EXERCISE INSTRUCTIONS: Every line that includes the word "xlabel" is to be listed.

━━ SUPPLIED DATA

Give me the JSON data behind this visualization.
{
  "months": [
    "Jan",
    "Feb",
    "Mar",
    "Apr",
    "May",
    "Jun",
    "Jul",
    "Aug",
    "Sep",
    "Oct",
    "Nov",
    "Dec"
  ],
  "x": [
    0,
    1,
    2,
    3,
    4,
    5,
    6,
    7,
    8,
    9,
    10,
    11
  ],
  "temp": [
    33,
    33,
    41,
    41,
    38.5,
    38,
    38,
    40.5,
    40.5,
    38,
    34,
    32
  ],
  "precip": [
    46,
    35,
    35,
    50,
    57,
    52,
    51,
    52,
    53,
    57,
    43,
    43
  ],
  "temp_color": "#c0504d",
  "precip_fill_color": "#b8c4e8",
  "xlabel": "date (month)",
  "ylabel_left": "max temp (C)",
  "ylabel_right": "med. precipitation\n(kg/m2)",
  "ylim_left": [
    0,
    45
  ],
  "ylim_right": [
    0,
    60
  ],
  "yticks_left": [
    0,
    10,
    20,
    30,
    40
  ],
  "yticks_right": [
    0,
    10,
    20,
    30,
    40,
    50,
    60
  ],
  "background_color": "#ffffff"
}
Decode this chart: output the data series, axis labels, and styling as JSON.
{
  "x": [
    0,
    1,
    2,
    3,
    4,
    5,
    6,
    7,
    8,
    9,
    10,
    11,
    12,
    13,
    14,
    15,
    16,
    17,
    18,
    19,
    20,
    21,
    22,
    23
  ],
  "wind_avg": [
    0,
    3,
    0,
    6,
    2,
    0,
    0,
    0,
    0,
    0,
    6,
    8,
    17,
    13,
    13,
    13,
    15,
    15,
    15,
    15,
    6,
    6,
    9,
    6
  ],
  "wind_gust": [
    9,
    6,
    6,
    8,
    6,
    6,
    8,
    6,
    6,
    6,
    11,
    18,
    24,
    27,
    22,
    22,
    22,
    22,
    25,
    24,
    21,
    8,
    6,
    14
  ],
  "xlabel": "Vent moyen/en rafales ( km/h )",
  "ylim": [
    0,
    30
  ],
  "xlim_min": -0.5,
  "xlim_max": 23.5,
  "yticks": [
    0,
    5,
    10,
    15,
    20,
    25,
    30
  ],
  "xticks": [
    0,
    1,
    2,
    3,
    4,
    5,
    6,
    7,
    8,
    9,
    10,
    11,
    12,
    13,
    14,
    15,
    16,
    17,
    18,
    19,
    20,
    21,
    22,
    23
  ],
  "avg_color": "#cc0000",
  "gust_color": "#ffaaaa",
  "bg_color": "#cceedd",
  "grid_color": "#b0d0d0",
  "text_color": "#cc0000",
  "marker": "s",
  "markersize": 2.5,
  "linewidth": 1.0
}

━━━━

EXERCISE ANSWER:
  "xlabel": "date (month)",
  "xlabel": "Vent moyen/en rafales ( km/h )",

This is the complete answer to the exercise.